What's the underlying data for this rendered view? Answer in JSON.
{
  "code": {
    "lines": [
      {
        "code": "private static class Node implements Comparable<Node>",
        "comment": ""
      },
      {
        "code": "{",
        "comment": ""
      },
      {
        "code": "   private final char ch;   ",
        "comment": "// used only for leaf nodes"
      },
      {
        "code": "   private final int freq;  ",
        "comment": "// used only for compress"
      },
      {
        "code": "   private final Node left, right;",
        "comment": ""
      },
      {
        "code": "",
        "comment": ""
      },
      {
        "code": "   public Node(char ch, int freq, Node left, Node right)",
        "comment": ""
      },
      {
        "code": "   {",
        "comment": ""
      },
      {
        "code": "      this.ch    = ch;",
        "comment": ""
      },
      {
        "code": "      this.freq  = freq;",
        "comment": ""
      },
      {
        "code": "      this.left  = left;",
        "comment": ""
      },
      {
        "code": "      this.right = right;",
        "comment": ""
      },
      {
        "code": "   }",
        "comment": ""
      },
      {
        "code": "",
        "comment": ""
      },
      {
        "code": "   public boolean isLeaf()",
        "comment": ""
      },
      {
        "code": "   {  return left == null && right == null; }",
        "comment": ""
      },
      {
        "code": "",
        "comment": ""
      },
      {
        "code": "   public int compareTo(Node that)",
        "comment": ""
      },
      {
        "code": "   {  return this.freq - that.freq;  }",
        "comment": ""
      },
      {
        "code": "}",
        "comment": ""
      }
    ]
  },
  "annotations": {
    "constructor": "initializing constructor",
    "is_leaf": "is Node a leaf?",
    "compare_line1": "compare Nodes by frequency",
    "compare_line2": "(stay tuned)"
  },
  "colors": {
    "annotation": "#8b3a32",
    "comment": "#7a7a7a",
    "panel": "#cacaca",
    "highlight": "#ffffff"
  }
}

- - - - -

EXERCISE REQUIREMENTS:
Print every entry exactly as written.

RESULT BELOW:
What's the underlying data for this rendered view? Answer in JSON.
{
  "code": {
    "lines": [
      {
        "code": "private static class Node implements Comparable<Node>",
        "comment": ""
      },
      {
        "code": "{",
        "comment": ""
      },
      {
        "code": "   private final char ch;   ",
        "comment": "// used only for leaf nodes"
      },
      {
        "code": "   private final int freq;  ",
        "comment": "// used only for compress"
      },
      {
        "code": "   private final Node left, right;",
        "comment": ""
      },
      {
        "code": "",
        "comment": ""
      },
      {
        "code": "   public Node(char ch, int freq, Node left, Node right)",
        "comment": ""
      },
      {
        "code": "   {",
        "comment": ""
      },
      {
        "code": "      this.ch    = ch;",
        "comment": ""
      },
      {
        "code": "      this.freq  = freq;",
        "comment": ""
      },
      {
        "code": "      this.left  = left;",
        "comment": ""
      },
      {
        "code": "      this.right = right;",
        "comment": ""
      },
      {
        "code": "   }",
        "comment": ""
      },
      {
        "code": "",
        "comment": ""
      },
      {
        "code": "   public boolean isLeaf()",
        "comment": ""
      },
      {
        "code": "   {  return left == null && right == null; }",
        "comment": ""
      },
      {
        "code": "",
        "comment": ""
      },
      {
        "code": "   public int compareTo(Node that)",
        "comment": ""
      },
      {
        "code": "   {  return this.freq - that.freq;  }",
        "comment": ""
      },
      {
        "code": "}",
        "comment": ""
      }
    ]
  },
  "annotations": {
    "constructor": "initializing constructor",
    "is_leaf": "is Node a leaf?",
    "compare_line1": "compare Nodes by frequency",
    "compare_line2": "(stay tuned)"
  },
  "colors": {
    "annotation": "#8b3a32",
    "comment": "#7a7a7a",
    "panel": "#cacaca",
    "highlight": "#ffffff"
  }
}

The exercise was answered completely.